* _What is needed_
All the entries need to be quoted exactly, apart from the pictures, which you should drop.

* _Records provided_
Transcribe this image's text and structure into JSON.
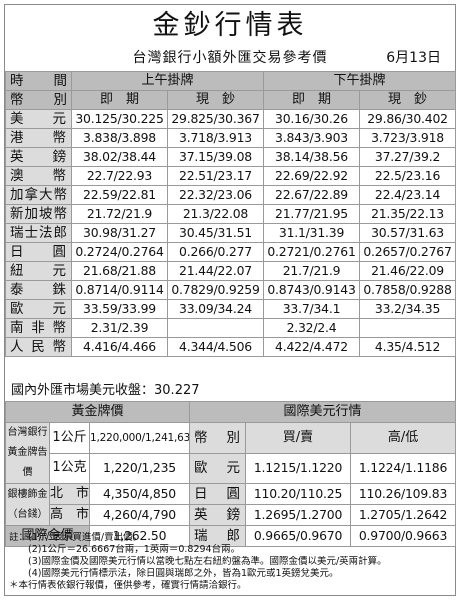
{
  "title": "金鈔行情表",
  "subtitle": "台灣銀行小額外匯交易參考價",
  "date": "6月13日",
  "header": {
    "time": "時　　間",
    "currency": "幣　　別",
    "am": "上午掛牌",
    "pm": "下午掛牌",
    "spot": "即　期",
    "cash": "現　鈔"
  },
  "rates": [
    {
      "name": "美元",
      "am_spot": "30.125/30.225",
      "am_cash": "29.825/30.367",
      "pm_spot": "30.16/30.26",
      "pm_cash": "29.86/30.402"
    },
    {
      "name": "港幣",
      "am_spot": "3.838/3.898",
      "am_cash": "3.718/3.913",
      "pm_spot": "3.843/3.903",
      "pm_cash": "3.723/3.918"
    },
    {
      "name": "英鎊",
      "am_spot": "38.02/38.44",
      "am_cash": "37.15/39.08",
      "pm_spot": "38.14/38.56",
      "pm_cash": "37.27/39.2"
    },
    {
      "name": "澳幣",
      "am_spot": "22.7/22.93",
      "am_cash": "22.51/23.17",
      "pm_spot": "22.69/22.92",
      "pm_cash": "22.5/23.16"
    },
    {
      "name": "加拿大幣",
      "am_spot": "22.59/22.81",
      "am_cash": "22.32/23.06",
      "pm_spot": "22.67/22.89",
      "pm_cash": "22.4/23.14"
    },
    {
      "name": "新加坡幣",
      "am_spot": "21.72/21.9",
      "am_cash": "21.3/22.08",
      "pm_spot": "21.77/21.95",
      "pm_cash": "21.35/22.13"
    },
    {
      "name": "瑞士法郎",
      "am_spot": "30.98/31.27",
      "am_cash": "30.45/31.51",
      "pm_spot": "31.1/31.39",
      "pm_cash": "30.57/31.63"
    },
    {
      "name": "日圓",
      "am_spot": "0.2724/0.2764",
      "am_cash": "0.266/0.277",
      "pm_spot": "0.2721/0.2761",
      "pm_cash": "0.2657/0.2767"
    },
    {
      "name": "紐元",
      "am_spot": "21.68/21.88",
      "am_cash": "21.44/22.07",
      "pm_spot": "21.7/21.9",
      "pm_cash": "21.46/22.09"
    },
    {
      "name": "泰銖",
      "am_spot": "0.8714/0.9114",
      "am_cash": "0.7829/0.9259",
      "pm_spot": "0.8743/0.9143",
      "pm_cash": "0.7858/0.9288"
    },
    {
      "name": "歐元",
      "am_spot": "33.59/33.99",
      "am_cash": "33.09/34.24",
      "pm_spot": "33.7/34.1",
      "pm_cash": "33.2/34.35"
    },
    {
      "name": "南非幣",
      "am_spot": "2.31/2.39",
      "am_cash": "",
      "pm_spot": "2.32/2.4",
      "pm_cash": ""
    },
    {
      "name": "人民幣",
      "am_spot": "4.416/4.466",
      "am_cash": "4.344/4.506",
      "pm_spot": "4.422/4.472",
      "pm_cash": "4.35/4.512"
    }
  ],
  "summary": {
    "label": "國內外匯市場美元收盤：",
    "value": "30.227"
  },
  "gold": {
    "header": "黃金牌價",
    "bank_label": "台灣銀行黃金牌告價",
    "rows_bank": [
      {
        "unit": "1公斤",
        "value": "1,220,000/1,241,635"
      },
      {
        "unit": "1公克",
        "value": "1,220/1,235"
      }
    ],
    "shop_label": "銀樓飾金（台錢）",
    "rows_shop": [
      {
        "city": "北　市",
        "value": "4,350/4,850"
      },
      {
        "city": "高　市",
        "value": "4,260/4,790"
      }
    ],
    "intl_label": "國際金價",
    "intl_value": "1,262.50"
  },
  "usd": {
    "header": "國際美元行情",
    "col_currency": "幣　別",
    "col_buysell": "買/賣",
    "col_hilo": "高/低",
    "rows": [
      {
        "name": "歐元",
        "buysell": "1.1215/1.1220",
        "hilo": "1.1224/1.1186"
      },
      {
        "name": "日圓",
        "buysell": "110.20/110.25",
        "hilo": "110.26/109.83"
      },
      {
        "name": "英鎊",
        "buysell": "1.2695/1.2700",
        "hilo": "1.2705/1.2642"
      },
      {
        "name": "瑞郎",
        "buysell": "0.9665/0.9670",
        "hilo": "0.9700/0.9663"
      }
    ]
  },
  "notes": [
    "註：(1)\"/\"表示買進價/賣出價。",
    "　　(2)1公斤＝26.6667台兩，1英兩＝0.8294台兩。",
    "　　(3)國際金價及國際美元行情以當晚七點左右紐約盤為準。國際金價以美元/英兩計算。",
    "　　(4)國際美元行情標示法，除日圓與瑞郎之外，皆為1歐元或1英鎊兌美元。",
    "＊本行情表依銀行報價，僅供參考，確實行情請洽銀行。"
  ]
}
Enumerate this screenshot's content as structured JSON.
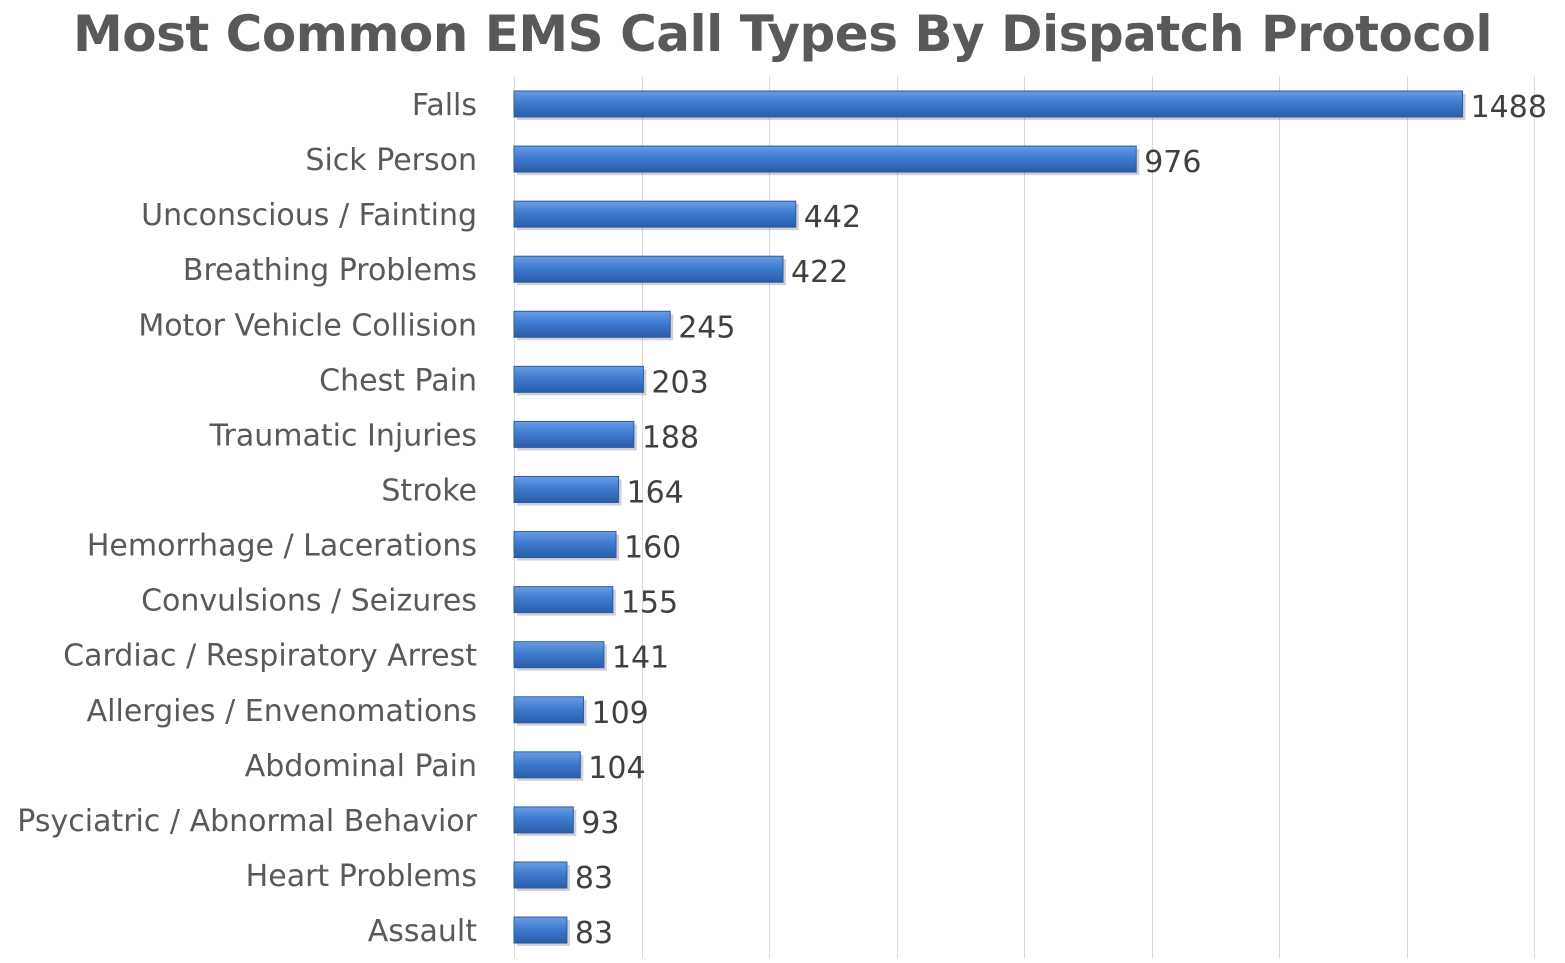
{
  "chart_data": {
    "type": "bar",
    "orientation": "horizontal",
    "title": "Most Common EMS Call Types By Dispatch Protocol",
    "categories": [
      "Falls",
      "Sick Person",
      "Unconscious / Fainting",
      "Breathing Problems",
      "Motor Vehicle Collision",
      "Chest Pain",
      "Traumatic Injuries",
      "Stroke",
      "Hemorrhage / Lacerations",
      "Convulsions / Seizures",
      "Cardiac / Respiratory Arrest",
      "Allergies / Envenomations",
      "Abdominal Pain",
      "Psyciatric / Abnormal Behavior",
      "Heart Problems",
      "Assault"
    ],
    "values": [
      1488,
      976,
      442,
      422,
      245,
      203,
      188,
      164,
      160,
      155,
      141,
      109,
      104,
      93,
      83,
      83
    ],
    "data_labels": [
      "1488",
      "976",
      "442",
      "422",
      "245",
      "203",
      "188",
      "164",
      "160",
      "155",
      "141",
      "109",
      "104",
      "93",
      "83",
      "83"
    ],
    "xlim": [
      0,
      1600
    ],
    "x_gridline_step": 200,
    "grid": true,
    "legend": "none",
    "bar_color": "#3F7BD0",
    "bar_edge_color": "#2A5CA8"
  }
}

* _Output of the task_
Transcribe this image's text and structure into JSON.
{
  "title": "金鈔行情表",
  "subtitle": "台灣銀行小額外匯交易參考價",
  "date": "6月13日",
  "header": {
    "time": "時　　間",
    "currency": "幣　　別",
    "am": "上午掛牌",
    "pm": "下午掛牌",
    "spot": "即　期",
    "cash": "現　鈔"
  },
  "rates": [
    {
      "name": "美元",
      "am_spot": "30.125/30.225",
      "am_cash": "29.825/30.367",
      "pm_spot": "30.16/30.26",
      "pm_cash": "29.86/30.402"
    },
    {
      "name": "港幣",
      "am_spot": "3.838/3.898",
      "am_cash": "3.718/3.913",
      "pm_spot": "3.843/3.903",
      "pm_cash": "3.723/3.918"
    },
    {
      "name": "英鎊",
      "am_spot": "38.02/38.44",
      "am_cash": "37.15/39.08",
      "pm_spot": "38.14/38.56",
      "pm_cash": "37.27/39.2"
    },
    {
      "name": "澳幣",
      "am_spot": "22.7/22.93",
      "am_cash": "22.51/23.17",
      "pm_spot": "22.69/22.92",
      "pm_cash": "22.5/23.16"
    },
    {
      "name": "加拿大幣",
      "am_spot": "22.59/22.81",
      "am_cash": "22.32/23.06",
      "pm_spot": "22.67/22.89",
      "pm_cash": "22.4/23.14"
    },
    {
      "name": "新加坡幣",
      "am_spot": "21.72/21.9",
      "am_cash": "21.3/22.08",
      "pm_spot": "21.77/21.95",
      "pm_cash": "21.35/22.13"
    },
    {
      "name": "瑞士法郎",
      "am_spot": "30.98/31.27",
      "am_cash": "30.45/31.51",
      "pm_spot": "31.1/31.39",
      "pm_cash": "30.57/31.63"
    },
    {
      "name": "日圓",
      "am_spot": "0.2724/0.2764",
      "am_cash": "0.266/0.277",
      "pm_spot": "0.2721/0.2761",
      "pm_cash": "0.2657/0.2767"
    },
    {
      "name": "紐元",
      "am_spot": "21.68/21.88",
      "am_cash": "21.44/22.07",
      "pm_spot": "21.7/21.9",
      "pm_cash": "21.46/22.09"
    },
    {
      "name": "泰銖",
      "am_spot": "0.8714/0.9114",
      "am_cash": "0.7829/0.9259",
      "pm_spot": "0.8743/0.9143",
      "pm_cash": "0.7858/0.9288"
    },
    {
      "name": "歐元",
      "am_spot": "33.59/33.99",
      "am_cash": "33.09/34.24",
      "pm_spot": "33.7/34.1",
      "pm_cash": "33.2/34.35"
    },
    {
      "name": "南非幣",
      "am_spot": "2.31/2.39",
      "am_cash": "",
      "pm_spot": "2.32/2.4",
      "pm_cash": ""
    },
    {
      "name": "人民幣",
      "am_spot": "4.416/4.466",
      "am_cash": "4.344/4.506",
      "pm_spot": "4.422/4.472",
      "pm_cash": "4.35/4.512"
    }
  ],
  "summary": {
    "label": "國內外匯市場美元收盤：",
    "value": "30.227"
  },
  "gold": {
    "header": "黃金牌價",
    "bank_label": "台灣銀行黃金牌告價",
    "rows_bank": [
      {
        "unit": "1公斤",
        "value": "1,220,000/1,241,635"
      },
      {
        "unit": "1公克",
        "value": "1,220/1,235"
      }
    ],
    "shop_label": "銀樓飾金（台錢）",
    "rows_shop": [
      {
        "city": "北　市",
        "value": "4,350/4,850"
      },
      {
        "city": "高　市",
        "value": "4,260/4,790"
      }
    ],
    "intl_label": "國際金價",
    "intl_value": "1,262.50"
  },
  "usd": {
    "header": "國際美元行情",
    "col_currency": "幣　別",
    "col_buysell": "買/賣",
    "col_hilo": "高/低",
    "rows": [
      {
        "name": "歐元",
        "buysell": "1.1215/1.1220",
        "hilo": "1.1224/1.1186"
      },
      {
        "name": "日圓",
        "buysell": "110.20/110.25",
        "hilo": "110.26/109.83"
      },
      {
        "name": "英鎊",
        "buysell": "1.2695/1.2700",
        "hilo": "1.2705/1.2642"
      },
      {
        "name": "瑞郎",
        "buysell": "0.9665/0.9670",
        "hilo": "0.9700/0.9663"
      }
    ]
  },
  "notes": [
    "註：(1)\"/\"表示買進價/賣出價。",
    "　　(2)1公斤＝26.6667台兩，1英兩＝0.8294台兩。",
    "　　(3)國際金價及國際美元行情以當晚七點左右紐約盤為準。國際金價以美元/英兩計算。",
    "　　(4)國際美元行情標示法，除日圓與瑞郎之外，皆為1歐元或1英鎊兌美元。",
    "＊本行情表依銀行報價，僅供參考，確實行情請洽銀行。"
  ]
}
Enumerate this screenshot's content as structured JSON.
{
  "chart_data": {
    "type": "bar",
    "orientation": "horizontal",
    "title": "Most Common EMS Call Types By Dispatch Protocol",
    "categories": [
      "Falls",
      "Sick Person",
      "Unconscious / Fainting",
      "Breathing Problems",
      "Motor Vehicle Collision",
      "Chest Pain",
      "Traumatic Injuries",
      "Stroke",
      "Hemorrhage / Lacerations",
      "Convulsions / Seizures",
      "Cardiac / Respiratory Arrest",
      "Allergies / Envenomations",
      "Abdominal Pain",
      "Psyciatric / Abnormal Behavior",
      "Heart Problems",
      "Assault"
    ],
    "values": [
      1488,
      976,
      442,
      422,
      245,
      203,
      188,
      164,
      160,
      155,
      141,
      109,
      104,
      93,
      83,
      83
    ],
    "data_labels": [
      "1488",
      "976",
      "442",
      "422",
      "245",
      "203",
      "188",
      "164",
      "160",
      "155",
      "141",
      "109",
      "104",
      "93",
      "83",
      "83"
    ],
    "xlim": [
      0,
      1600
    ],
    "x_gridline_step": 200,
    "grid": true,
    "legend": "none",
    "bar_color": "#3F7BD0",
    "bar_edge_color": "#2A5CA8"
  }
}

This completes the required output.